**Short problem**
Set down, in full, every record in the block.
★ ★ ★ ★
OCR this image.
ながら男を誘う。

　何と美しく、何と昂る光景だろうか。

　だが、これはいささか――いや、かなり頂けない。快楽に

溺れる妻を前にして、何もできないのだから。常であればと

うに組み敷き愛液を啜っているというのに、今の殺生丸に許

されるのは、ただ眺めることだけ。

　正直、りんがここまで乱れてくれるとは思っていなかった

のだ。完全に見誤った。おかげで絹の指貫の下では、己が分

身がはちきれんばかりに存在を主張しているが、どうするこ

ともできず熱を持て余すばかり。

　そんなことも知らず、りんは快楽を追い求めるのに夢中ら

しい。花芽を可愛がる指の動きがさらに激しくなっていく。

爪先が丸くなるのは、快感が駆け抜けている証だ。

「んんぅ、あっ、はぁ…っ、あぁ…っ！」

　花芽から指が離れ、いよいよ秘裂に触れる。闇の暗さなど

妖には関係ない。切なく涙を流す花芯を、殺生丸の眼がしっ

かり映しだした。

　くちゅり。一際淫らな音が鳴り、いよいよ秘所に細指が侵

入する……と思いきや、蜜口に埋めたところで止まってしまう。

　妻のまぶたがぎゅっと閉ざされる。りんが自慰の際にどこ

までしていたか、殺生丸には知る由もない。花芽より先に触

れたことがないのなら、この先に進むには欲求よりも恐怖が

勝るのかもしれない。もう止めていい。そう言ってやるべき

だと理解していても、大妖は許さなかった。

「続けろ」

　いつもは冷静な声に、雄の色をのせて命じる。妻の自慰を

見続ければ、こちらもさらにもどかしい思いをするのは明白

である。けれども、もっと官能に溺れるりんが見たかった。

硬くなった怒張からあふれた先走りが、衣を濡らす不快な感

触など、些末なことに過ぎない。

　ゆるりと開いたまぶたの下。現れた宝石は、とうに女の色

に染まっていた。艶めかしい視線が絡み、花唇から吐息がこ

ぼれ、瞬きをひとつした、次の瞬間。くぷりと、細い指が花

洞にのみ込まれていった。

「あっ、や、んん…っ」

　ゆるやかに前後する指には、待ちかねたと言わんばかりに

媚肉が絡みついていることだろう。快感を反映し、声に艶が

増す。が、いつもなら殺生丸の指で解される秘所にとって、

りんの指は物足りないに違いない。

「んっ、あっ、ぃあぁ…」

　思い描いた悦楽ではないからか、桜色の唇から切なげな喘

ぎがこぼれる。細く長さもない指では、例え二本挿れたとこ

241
★ ★ ★ ★
**Reply**
OCR this image.
ながら男を誘う。

　何と美しく、何と昂る光景だろうか。

　だが、これはいささか――いや、かなり頂けない。快楽に

溺れる妻を前にして、何もできないのだから。常であればと

うに組み敷き愛液を啜っているというのに、今の殺生丸に許

されるのは、ただ眺めることだけ。

　正直、りんがここまで乱れてくれるとは思っていなかった

のだ。完全に見誤った。おかげで絹の指貫の下では、己が分

身がはちきれんばかりに存在を主張しているが、どうするこ

ともできず熱を持て余すばかり。

　そんなことも知らず、りんは快楽を追い求めるのに夢中ら

しい。花芽を可愛がる指の動きがさらに激しくなっていく。

爪先が丸くなるのは、快感が駆け抜けている証だ。

「んんぅ、あっ、はぁ…っ、あぁ…っ！」

　花芽から指が離れ、いよいよ秘裂に触れる。闇の暗さなど

妖には関係ない。切なく涙を流す花芯を、殺生丸の眼がしっ

かり映しだした。

　くちゅり。一際淫らな音が鳴り、いよいよ秘所に細指が侵

入する……と思いきや、蜜口に埋めたところで止まってしまう。

　妻のまぶたがぎゅっと閉ざされる。りんが自慰の際にどこ

までしていたか、殺生丸には知る由もない。花芽より先に触

れたことがないのなら、この先に進むには欲求よりも恐怖が

勝るのかもしれない。もう止めていい。そう言ってやるべき

だと理解していても、大妖は許さなかった。

「続けろ」

　いつもは冷静な声に、雄の色をのせて命じる。妻の自慰を

見続ければ、こちらもさらにもどかしい思いをするのは明白

である。けれども、もっと官能に溺れるりんが見たかった。

硬くなった怒張からあふれた先走りが、衣を濡らす不快な感

触など、些末なことに過ぎない。

　ゆるりと開いたまぶたの下。現れた宝石は、とうに女の色

に染まっていた。艶めかしい視線が絡み、花唇から吐息がこ

ぼれ、瞬きをひとつした、次の瞬間。くぷりと、細い指が花

洞にのみ込まれていった。

「あっ、や、んん…っ」

　ゆるやかに前後する指には、待ちかねたと言わんばかりに

媚肉が絡みついていることだろう。快感を反映し、声に艶が

増す。が、いつもなら殺生丸の指で解される秘所にとって、

りんの指は物足りないに違いない。

「んっ、あっ、ぃあぁ…」

　思い描いた悦楽ではないからか、桜色の唇から切なげな喘

ぎがこぼれる。細く長さもない指では、例え二本挿れたとこ

241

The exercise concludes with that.